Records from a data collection
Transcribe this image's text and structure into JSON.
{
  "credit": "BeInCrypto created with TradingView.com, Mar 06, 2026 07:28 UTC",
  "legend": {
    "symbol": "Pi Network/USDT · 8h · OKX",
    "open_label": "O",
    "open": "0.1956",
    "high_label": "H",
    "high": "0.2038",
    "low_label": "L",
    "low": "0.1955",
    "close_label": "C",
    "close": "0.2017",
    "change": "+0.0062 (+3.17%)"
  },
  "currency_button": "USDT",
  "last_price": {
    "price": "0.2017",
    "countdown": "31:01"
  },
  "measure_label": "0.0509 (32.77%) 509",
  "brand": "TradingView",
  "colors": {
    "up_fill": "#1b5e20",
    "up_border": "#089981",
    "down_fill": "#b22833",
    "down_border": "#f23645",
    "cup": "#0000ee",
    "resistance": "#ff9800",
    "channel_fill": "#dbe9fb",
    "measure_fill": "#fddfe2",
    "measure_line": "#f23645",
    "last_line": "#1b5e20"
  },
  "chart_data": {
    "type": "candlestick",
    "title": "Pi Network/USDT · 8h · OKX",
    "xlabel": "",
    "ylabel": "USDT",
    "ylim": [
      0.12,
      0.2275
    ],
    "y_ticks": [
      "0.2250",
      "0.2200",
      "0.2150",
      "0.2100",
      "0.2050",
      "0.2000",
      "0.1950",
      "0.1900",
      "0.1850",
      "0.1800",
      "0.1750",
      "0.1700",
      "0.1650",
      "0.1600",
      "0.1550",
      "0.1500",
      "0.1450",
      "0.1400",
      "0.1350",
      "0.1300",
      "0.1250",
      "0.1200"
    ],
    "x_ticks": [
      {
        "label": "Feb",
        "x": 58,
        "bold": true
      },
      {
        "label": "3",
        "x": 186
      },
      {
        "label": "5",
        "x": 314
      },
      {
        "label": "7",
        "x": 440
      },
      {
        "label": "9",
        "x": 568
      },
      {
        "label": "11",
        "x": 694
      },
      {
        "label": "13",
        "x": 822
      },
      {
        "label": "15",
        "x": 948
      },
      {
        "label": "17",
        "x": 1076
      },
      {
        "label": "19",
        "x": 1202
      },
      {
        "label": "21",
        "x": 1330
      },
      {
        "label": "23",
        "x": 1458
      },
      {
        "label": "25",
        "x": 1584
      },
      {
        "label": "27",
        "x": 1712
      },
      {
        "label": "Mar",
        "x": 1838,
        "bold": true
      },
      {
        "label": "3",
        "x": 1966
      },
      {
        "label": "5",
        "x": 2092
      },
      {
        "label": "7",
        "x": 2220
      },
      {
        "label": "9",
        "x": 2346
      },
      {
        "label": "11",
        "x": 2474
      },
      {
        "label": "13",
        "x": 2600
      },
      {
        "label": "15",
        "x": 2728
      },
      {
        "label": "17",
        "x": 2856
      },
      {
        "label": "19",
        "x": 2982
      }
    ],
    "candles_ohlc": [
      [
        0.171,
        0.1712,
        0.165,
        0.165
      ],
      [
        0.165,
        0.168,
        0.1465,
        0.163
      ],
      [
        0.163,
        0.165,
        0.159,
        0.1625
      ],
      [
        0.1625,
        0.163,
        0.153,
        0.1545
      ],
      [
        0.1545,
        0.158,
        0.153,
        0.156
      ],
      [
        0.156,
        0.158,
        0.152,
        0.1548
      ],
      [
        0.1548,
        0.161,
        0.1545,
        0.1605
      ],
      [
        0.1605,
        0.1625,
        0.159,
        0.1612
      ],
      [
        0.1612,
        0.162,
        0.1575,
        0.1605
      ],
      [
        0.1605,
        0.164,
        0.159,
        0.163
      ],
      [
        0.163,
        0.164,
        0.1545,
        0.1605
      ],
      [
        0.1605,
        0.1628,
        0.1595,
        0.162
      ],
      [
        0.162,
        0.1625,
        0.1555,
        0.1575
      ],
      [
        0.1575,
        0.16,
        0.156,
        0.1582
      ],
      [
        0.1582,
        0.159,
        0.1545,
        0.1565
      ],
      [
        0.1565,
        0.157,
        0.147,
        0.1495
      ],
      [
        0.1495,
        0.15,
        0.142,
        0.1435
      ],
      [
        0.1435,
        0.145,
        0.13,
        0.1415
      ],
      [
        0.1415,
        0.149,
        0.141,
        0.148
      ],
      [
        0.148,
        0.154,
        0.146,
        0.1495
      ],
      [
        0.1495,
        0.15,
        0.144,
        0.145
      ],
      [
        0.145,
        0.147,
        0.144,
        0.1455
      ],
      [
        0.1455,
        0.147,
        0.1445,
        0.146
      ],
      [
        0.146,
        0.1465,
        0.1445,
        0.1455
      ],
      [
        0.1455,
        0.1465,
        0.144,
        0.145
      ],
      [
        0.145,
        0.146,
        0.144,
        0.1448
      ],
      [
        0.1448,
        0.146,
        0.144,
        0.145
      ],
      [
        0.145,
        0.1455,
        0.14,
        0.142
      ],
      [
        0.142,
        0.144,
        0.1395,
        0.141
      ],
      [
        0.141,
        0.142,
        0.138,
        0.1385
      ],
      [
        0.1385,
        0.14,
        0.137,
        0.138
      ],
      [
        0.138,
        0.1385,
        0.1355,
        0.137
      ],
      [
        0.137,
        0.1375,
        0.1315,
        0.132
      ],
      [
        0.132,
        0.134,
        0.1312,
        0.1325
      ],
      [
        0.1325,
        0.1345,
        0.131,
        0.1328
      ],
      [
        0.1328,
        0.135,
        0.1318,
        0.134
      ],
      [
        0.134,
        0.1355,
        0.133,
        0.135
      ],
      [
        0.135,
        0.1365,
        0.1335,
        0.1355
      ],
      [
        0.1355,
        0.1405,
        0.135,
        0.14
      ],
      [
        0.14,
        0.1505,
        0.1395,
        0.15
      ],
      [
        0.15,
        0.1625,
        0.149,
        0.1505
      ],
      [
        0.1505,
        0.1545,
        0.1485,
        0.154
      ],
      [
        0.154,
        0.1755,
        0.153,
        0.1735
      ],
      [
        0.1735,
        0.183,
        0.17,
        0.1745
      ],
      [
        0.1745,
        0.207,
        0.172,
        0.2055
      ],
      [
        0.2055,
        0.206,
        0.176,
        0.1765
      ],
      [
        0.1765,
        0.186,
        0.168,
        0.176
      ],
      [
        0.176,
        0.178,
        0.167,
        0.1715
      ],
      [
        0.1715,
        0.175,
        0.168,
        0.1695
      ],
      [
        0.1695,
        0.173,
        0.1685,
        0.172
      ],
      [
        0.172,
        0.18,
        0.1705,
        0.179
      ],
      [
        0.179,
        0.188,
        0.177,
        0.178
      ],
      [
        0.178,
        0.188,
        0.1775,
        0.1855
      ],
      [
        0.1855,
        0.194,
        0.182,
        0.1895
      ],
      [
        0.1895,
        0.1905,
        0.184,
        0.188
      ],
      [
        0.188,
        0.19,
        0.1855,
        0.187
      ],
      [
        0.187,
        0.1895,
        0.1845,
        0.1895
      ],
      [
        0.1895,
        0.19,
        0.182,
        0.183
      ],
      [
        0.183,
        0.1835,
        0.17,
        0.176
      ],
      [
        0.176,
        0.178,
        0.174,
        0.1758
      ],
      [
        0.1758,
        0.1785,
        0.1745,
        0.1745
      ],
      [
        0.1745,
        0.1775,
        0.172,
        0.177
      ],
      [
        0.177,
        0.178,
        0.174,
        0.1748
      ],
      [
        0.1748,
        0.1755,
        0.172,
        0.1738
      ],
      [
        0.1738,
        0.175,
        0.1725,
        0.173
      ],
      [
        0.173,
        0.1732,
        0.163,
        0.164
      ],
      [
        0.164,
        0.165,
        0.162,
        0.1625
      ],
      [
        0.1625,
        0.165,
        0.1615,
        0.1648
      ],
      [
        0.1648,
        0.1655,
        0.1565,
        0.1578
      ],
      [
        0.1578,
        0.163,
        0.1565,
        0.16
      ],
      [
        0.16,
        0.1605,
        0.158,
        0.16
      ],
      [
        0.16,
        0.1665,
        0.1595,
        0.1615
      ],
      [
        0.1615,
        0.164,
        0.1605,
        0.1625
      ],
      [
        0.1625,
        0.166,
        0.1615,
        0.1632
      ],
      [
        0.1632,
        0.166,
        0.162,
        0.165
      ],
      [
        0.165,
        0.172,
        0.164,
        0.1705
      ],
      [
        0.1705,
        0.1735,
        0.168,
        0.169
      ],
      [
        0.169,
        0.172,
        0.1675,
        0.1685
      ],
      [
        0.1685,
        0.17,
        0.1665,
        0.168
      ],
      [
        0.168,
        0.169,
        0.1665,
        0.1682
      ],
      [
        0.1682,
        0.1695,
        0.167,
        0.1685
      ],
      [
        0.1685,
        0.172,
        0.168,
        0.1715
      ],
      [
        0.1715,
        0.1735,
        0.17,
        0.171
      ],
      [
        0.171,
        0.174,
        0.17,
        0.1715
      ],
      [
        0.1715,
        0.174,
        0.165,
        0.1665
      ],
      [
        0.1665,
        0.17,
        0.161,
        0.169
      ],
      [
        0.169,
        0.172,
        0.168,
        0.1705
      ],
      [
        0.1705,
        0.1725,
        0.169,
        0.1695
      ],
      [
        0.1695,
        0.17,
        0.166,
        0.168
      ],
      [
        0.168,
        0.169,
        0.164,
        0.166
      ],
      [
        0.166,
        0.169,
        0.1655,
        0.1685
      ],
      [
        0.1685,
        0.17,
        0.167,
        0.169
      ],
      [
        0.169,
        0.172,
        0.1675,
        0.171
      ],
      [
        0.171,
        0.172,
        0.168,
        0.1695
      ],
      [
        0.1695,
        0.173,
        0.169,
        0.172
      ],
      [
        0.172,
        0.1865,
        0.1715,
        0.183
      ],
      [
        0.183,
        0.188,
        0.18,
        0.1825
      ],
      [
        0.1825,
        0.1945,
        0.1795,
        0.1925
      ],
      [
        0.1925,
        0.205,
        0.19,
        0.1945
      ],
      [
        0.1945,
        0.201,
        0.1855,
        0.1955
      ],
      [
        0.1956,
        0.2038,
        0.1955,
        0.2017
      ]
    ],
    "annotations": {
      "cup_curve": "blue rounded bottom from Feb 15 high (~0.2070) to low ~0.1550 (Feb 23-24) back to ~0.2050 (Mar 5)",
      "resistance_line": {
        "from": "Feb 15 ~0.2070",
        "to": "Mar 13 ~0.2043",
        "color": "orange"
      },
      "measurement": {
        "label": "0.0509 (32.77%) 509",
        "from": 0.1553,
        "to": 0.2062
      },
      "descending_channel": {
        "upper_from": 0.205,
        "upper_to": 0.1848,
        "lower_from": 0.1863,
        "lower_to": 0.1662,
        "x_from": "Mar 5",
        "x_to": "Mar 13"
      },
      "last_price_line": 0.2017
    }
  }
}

## Given problem:
Pick out every line with the string "USDT" and copy it.

## Answer to this problem:
    "symbol": "Pi Network/USDT · 8h · OKX",
  "currency_button": "USDT",
    "title": "Pi Network/USDT · 8h · OKX",
    "ylabel": "USDT",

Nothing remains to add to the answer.